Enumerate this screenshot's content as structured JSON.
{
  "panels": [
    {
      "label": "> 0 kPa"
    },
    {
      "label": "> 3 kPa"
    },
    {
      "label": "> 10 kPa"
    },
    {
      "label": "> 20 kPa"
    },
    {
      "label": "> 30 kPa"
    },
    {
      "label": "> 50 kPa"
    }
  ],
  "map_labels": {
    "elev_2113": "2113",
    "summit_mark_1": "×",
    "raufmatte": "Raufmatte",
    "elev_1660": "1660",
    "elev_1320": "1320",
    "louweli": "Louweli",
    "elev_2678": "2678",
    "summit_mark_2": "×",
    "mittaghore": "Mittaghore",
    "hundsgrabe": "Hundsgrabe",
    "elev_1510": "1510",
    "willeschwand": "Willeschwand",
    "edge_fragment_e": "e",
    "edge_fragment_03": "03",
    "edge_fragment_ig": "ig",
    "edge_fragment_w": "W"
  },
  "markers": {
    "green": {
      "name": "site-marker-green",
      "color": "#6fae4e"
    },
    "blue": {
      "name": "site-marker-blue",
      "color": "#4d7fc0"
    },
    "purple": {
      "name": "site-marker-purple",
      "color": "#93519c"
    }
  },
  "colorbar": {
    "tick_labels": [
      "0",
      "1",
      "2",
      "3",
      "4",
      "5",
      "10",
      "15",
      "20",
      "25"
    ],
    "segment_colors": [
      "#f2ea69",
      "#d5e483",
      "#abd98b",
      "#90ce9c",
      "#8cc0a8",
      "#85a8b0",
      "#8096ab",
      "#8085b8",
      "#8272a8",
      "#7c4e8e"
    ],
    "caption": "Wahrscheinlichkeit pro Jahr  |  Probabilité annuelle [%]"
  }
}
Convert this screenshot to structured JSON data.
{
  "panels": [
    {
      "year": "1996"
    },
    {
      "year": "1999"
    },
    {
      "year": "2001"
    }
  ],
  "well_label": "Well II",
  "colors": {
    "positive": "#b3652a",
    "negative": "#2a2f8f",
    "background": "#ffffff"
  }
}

Your objective:
Copy out the material word for word and line for line.

Task response:
Enumerate this screenshot's content as structured JSON.
{
  "panels": [
    {
      "label": "> 0 kPa"
    },
    {
      "label": "> 3 kPa"
    },
    {
      "label": "> 10 kPa"
    },
    {
      "label": "> 20 kPa"
    },
    {
      "label": "> 30 kPa"
    },
    {
      "label": "> 50 kPa"
    }
  ],
  "map_labels": {
    "elev_2113": "2113",
    "summit_mark_1": "×",
    "raufmatte": "Raufmatte",
    "elev_1660": "1660",
    "elev_1320": "1320",
    "louweli": "Louweli",
    "elev_2678": "2678",
    "summit_mark_2": "×",
    "mittaghore": "Mittaghore",
    "hundsgrabe": "Hundsgrabe",
    "elev_1510": "1510",
    "willeschwand": "Willeschwand",
    "edge_fragment_e": "e",
    "edge_fragment_03": "03",
    "edge_fragment_ig": "ig",
    "edge_fragment_w": "W"
  },
  "markers": {
    "green": {
      "name": "site-marker-green",
      "color": "#6fae4e"
    },
    "blue": {
      "name": "site-marker-blue",
      "color": "#4d7fc0"
    },
    "purple": {
      "name": "site-marker-purple",
      "color": "#93519c"
    }
  },
  "colorbar": {
    "tick_labels": [
      "0",
      "1",
      "2",
      "3",
      "4",
      "5",
      "10",
      "15",
      "20",
      "25"
    ],
    "segment_colors": [
      "#f2ea69",
      "#d5e483",
      "#abd98b",
      "#90ce9c",
      "#8cc0a8",
      "#85a8b0",
      "#8096ab",
      "#8085b8",
      "#8272a8",
      "#7c4e8e"
    ],
    "caption": "Wahrscheinlichkeit pro Jahr  |  Probabilité annuelle [%]"
  }
}
Convert this screenshot to structured JSON data.
{
  "panels": [
    {
      "year": "1996"
    },
    {
      "year": "1999"
    },
    {
      "year": "2001"
    }
  ],
  "well_label": "Well II",
  "colors": {
    "positive": "#b3652a",
    "negative": "#2a2f8f",
    "background": "#ffffff"
  }
}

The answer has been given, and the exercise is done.